[Exercise goal]
Bring together all lines of the material below that contain the string "JSON".
+ + + +
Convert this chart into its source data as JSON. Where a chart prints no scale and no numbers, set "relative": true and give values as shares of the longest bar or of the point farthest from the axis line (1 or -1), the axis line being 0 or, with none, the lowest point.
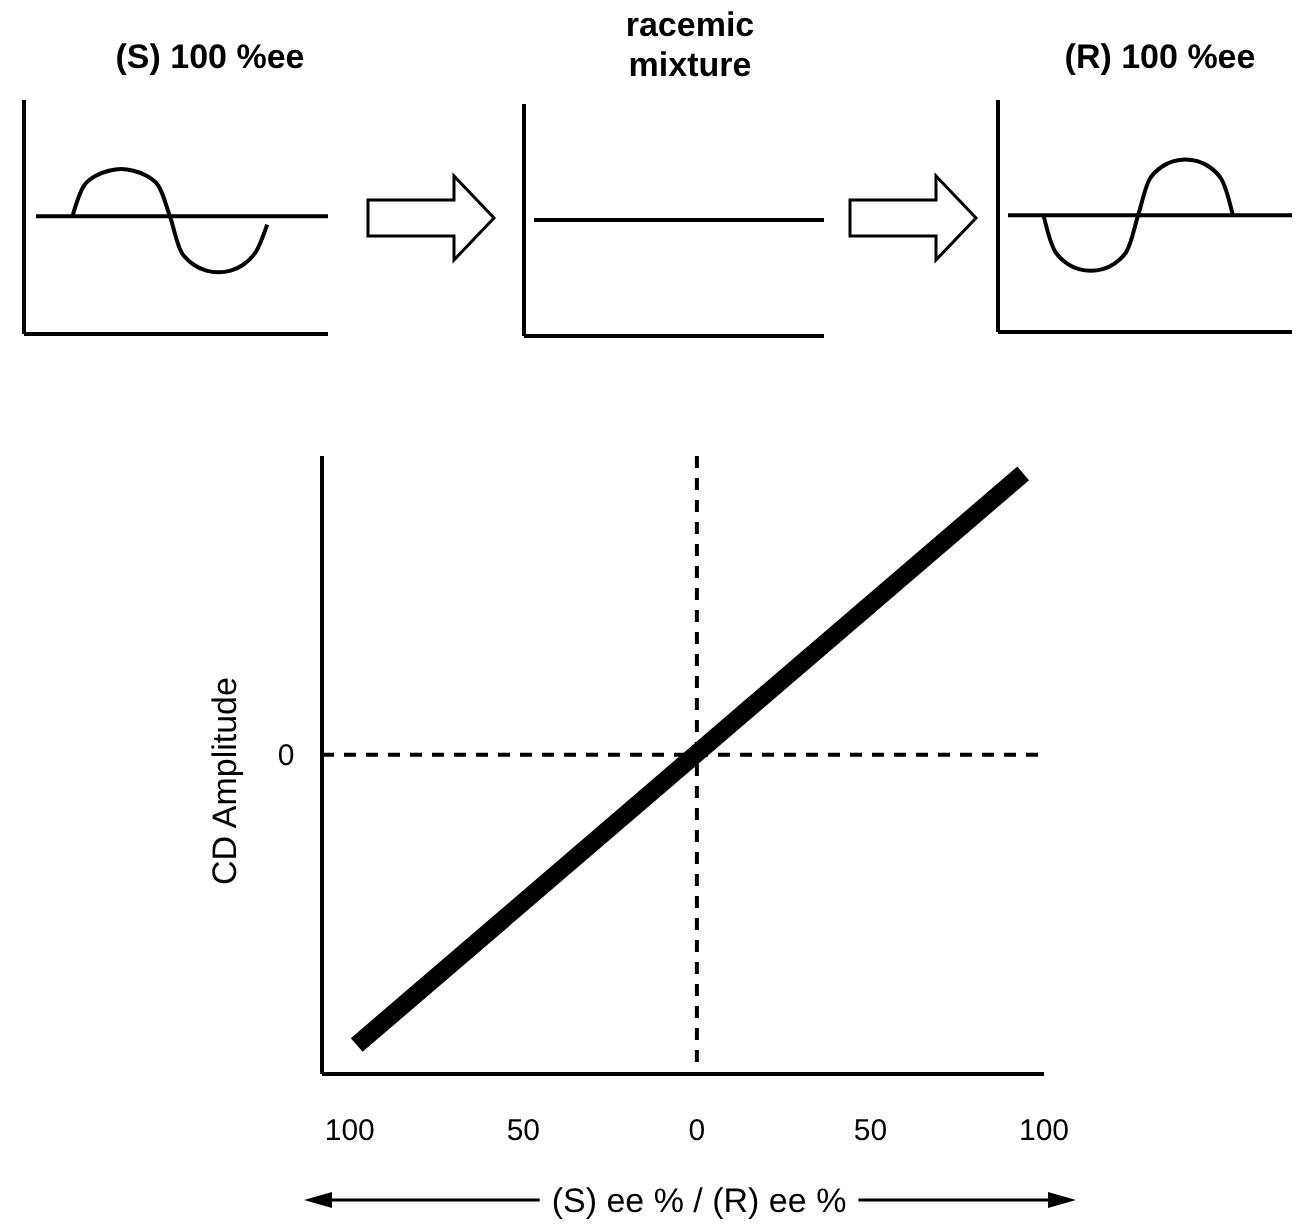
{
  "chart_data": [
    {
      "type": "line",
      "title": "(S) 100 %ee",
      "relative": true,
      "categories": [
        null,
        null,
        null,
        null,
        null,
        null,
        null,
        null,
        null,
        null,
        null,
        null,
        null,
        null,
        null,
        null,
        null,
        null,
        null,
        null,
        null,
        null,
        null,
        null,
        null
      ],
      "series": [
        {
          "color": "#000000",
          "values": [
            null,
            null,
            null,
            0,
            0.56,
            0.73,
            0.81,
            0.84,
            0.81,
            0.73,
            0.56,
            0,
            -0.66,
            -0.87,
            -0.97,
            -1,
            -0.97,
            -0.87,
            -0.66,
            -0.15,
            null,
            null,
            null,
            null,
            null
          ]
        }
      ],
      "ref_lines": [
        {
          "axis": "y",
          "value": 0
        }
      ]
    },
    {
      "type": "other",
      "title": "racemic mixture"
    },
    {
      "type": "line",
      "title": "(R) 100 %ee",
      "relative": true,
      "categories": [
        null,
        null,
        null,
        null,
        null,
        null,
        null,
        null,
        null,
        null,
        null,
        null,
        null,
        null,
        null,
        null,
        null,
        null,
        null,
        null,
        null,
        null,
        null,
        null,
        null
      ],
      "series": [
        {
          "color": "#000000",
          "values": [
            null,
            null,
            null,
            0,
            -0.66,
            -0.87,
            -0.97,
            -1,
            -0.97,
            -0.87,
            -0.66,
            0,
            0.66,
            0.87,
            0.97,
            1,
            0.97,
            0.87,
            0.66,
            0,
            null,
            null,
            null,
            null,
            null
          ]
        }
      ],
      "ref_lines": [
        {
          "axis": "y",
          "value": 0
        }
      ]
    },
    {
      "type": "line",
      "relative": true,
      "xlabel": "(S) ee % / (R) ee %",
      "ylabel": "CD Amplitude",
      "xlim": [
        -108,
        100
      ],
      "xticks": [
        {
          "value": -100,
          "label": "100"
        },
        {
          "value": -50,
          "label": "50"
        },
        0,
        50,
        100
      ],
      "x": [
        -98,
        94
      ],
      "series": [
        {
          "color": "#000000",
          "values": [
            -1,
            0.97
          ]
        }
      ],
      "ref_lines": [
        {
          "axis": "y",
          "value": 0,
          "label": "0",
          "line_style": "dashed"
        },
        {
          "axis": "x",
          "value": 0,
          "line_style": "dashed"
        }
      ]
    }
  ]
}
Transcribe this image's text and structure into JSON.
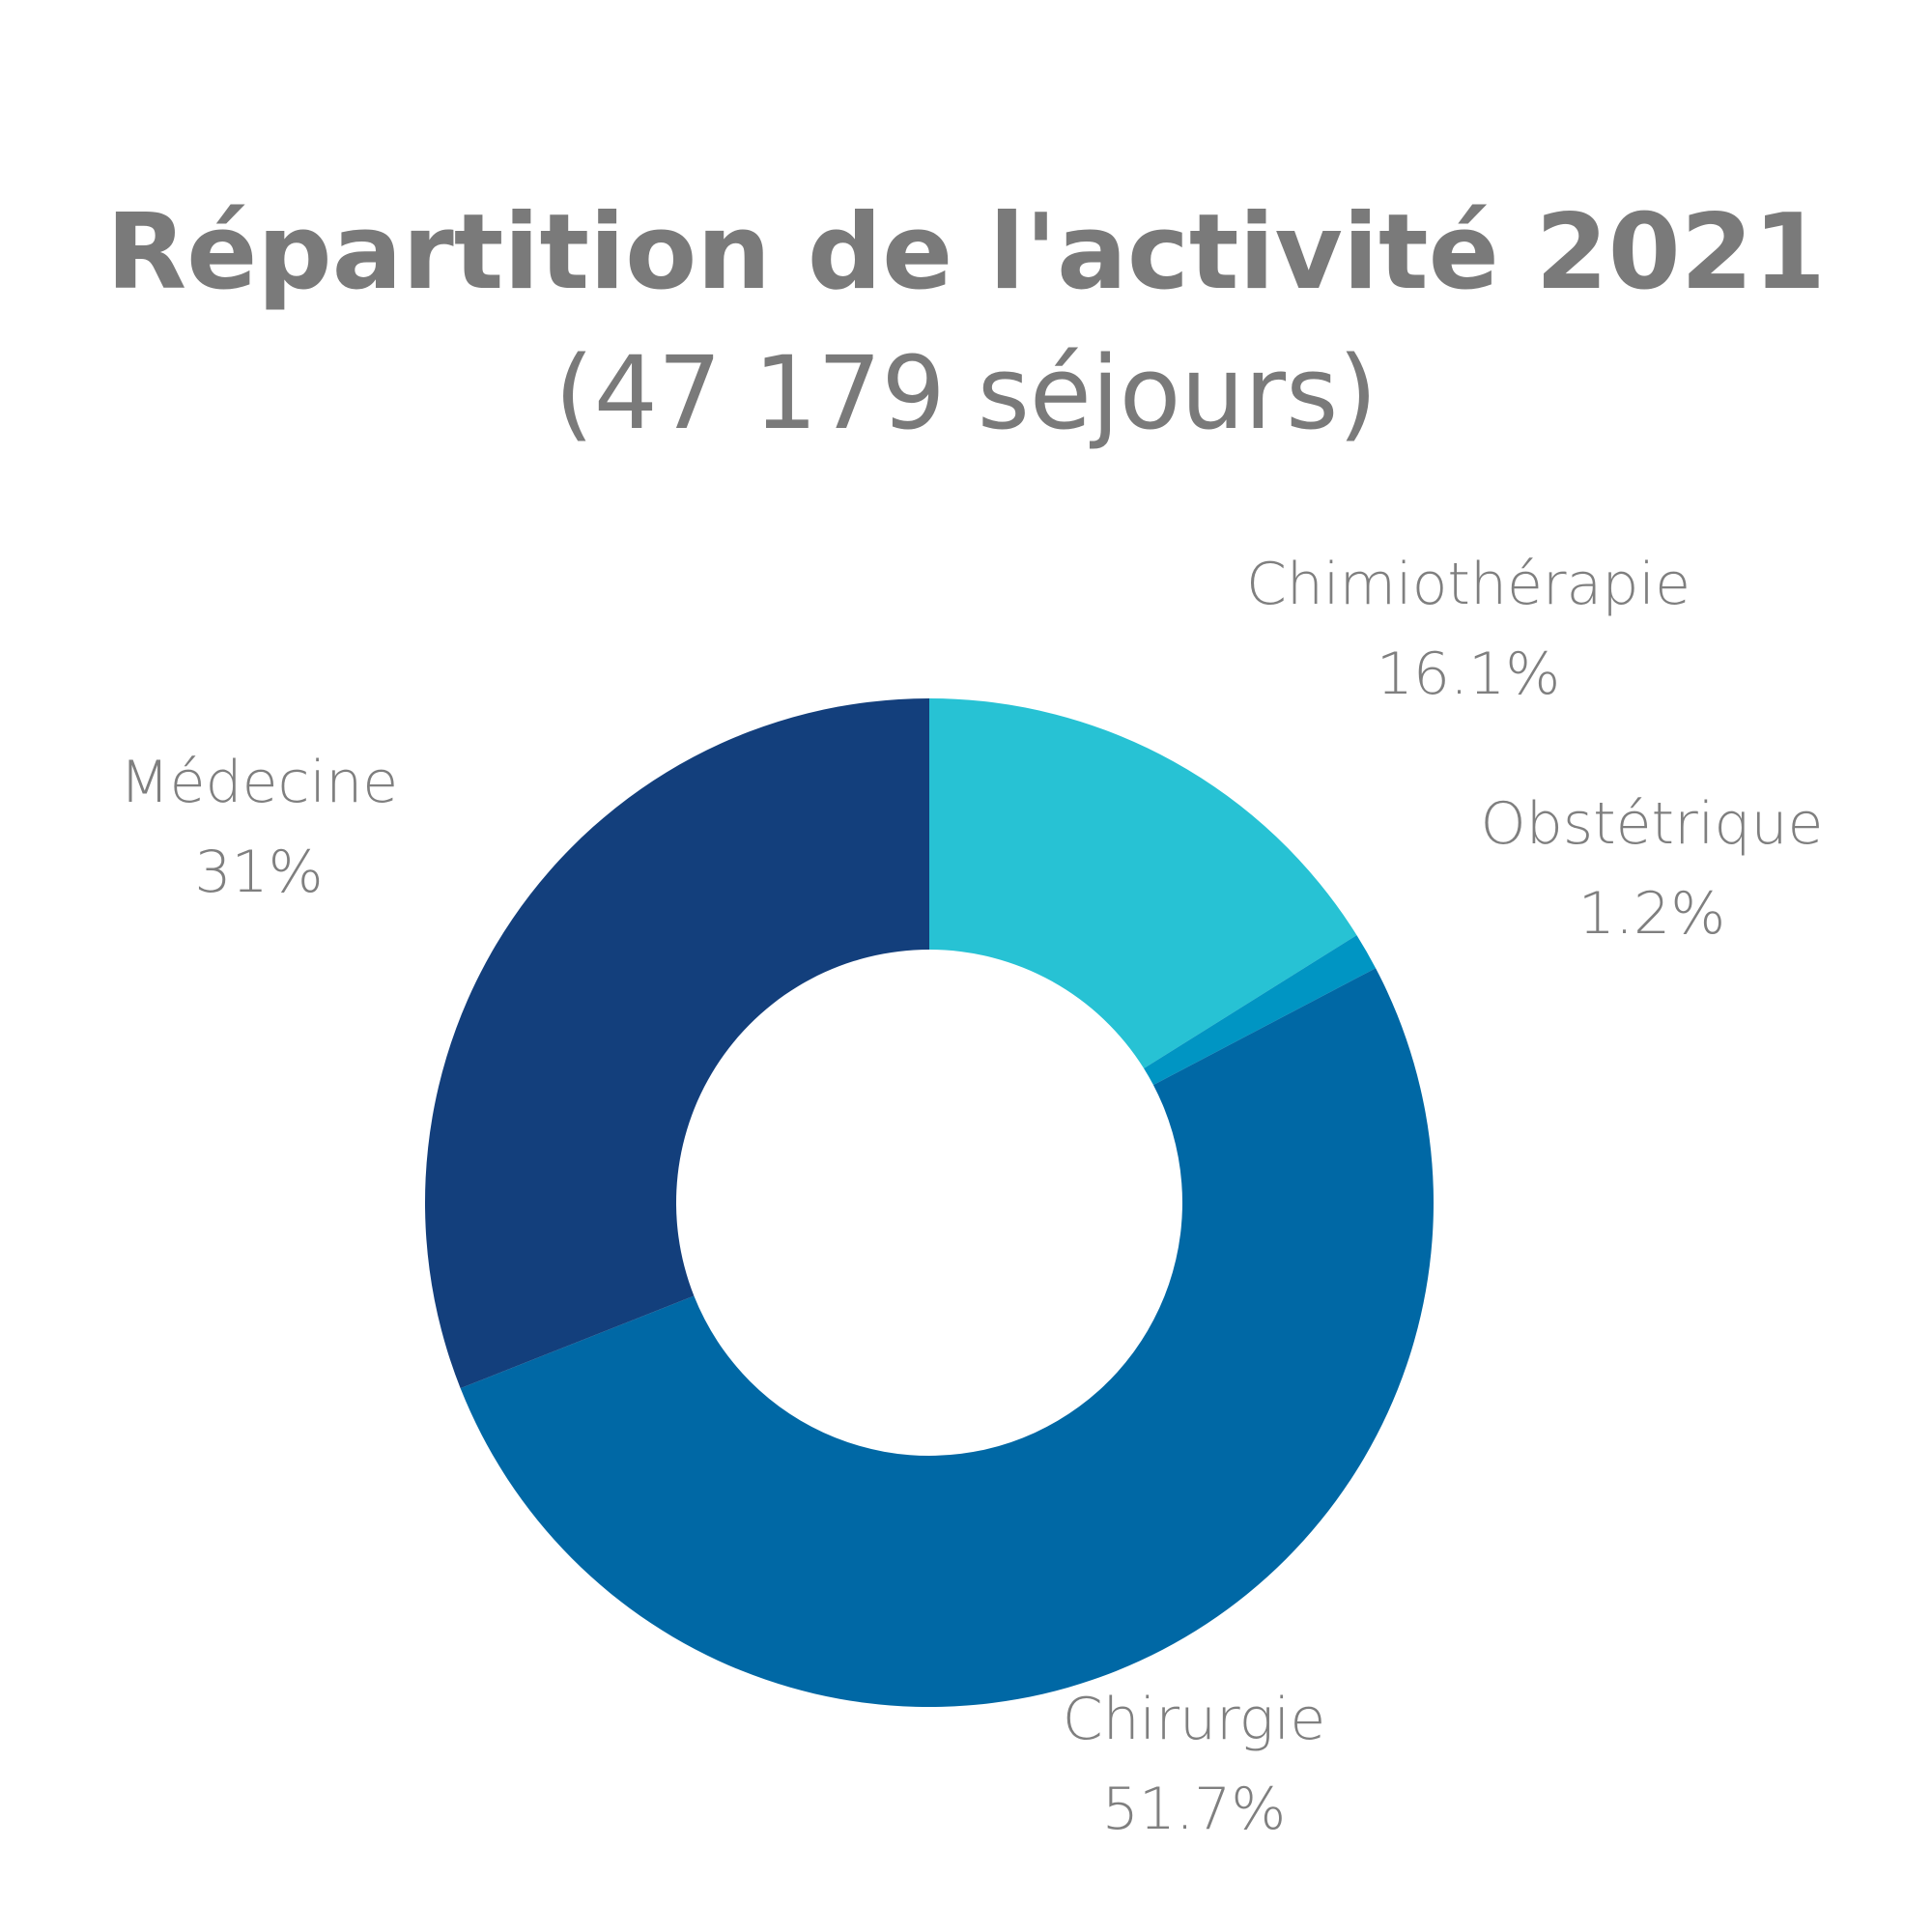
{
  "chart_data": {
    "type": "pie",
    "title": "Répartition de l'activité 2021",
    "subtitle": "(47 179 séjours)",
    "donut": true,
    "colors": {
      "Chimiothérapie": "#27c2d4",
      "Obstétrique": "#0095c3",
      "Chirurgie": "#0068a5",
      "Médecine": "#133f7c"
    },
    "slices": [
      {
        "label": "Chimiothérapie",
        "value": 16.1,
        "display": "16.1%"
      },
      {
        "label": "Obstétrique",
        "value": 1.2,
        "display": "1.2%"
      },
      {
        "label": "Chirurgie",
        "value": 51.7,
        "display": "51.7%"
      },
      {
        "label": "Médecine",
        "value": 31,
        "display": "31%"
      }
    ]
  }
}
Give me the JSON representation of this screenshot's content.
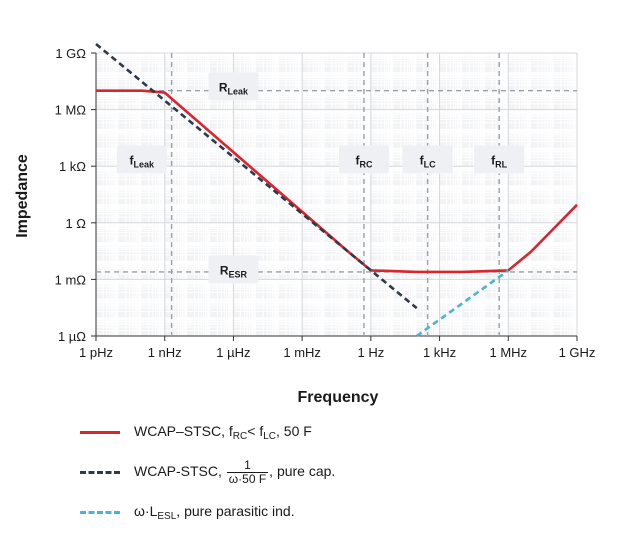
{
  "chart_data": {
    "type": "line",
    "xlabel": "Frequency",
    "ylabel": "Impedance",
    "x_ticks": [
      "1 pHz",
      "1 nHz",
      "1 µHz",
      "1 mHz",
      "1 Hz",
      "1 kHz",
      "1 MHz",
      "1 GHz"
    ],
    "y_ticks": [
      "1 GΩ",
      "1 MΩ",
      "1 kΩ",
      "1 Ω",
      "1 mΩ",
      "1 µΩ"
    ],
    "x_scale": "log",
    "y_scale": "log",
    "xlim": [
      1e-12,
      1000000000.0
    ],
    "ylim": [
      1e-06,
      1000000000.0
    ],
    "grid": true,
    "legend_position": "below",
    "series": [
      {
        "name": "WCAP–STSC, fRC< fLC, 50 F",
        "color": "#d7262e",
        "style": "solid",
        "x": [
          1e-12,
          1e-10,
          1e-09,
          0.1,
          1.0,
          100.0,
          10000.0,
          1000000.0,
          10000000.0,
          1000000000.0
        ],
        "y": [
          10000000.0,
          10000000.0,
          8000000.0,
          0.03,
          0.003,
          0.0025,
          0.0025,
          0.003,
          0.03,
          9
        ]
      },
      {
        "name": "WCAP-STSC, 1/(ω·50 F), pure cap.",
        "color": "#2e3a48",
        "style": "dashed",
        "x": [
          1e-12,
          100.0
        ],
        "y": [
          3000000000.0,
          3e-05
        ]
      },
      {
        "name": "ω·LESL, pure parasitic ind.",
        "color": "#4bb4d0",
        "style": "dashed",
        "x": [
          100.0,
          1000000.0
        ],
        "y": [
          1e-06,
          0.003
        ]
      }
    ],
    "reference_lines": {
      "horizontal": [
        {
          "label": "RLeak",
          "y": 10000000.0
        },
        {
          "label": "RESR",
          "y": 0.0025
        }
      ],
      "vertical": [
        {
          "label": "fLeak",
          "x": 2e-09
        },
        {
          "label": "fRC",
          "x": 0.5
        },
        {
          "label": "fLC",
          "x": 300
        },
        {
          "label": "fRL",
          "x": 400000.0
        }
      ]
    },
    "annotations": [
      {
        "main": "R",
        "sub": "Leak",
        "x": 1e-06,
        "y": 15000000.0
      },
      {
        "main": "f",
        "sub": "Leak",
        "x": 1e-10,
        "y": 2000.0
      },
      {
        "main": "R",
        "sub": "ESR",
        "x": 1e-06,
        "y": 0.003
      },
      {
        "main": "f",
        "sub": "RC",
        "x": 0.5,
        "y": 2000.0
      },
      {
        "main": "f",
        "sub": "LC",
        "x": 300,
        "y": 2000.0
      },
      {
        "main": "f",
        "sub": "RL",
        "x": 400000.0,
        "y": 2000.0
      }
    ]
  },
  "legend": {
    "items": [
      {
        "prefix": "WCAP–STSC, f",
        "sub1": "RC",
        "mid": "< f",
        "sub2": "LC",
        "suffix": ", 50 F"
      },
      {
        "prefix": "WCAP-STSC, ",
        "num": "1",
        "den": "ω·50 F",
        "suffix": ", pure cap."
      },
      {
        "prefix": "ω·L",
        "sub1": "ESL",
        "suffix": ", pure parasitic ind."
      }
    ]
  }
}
+ + + +
[Task answer]
Convert this chart into its source data as JSON. Where a chart prints no scale and no numbers, set "relative": true and give values as shares of the longest bar or of the point farthest from the axis line (1 or -1), the axis line being 0 or, with none, the lowest point.
Transcribe this image's text and structure into JSON.
Give me the JSON representation of this screenshot's content.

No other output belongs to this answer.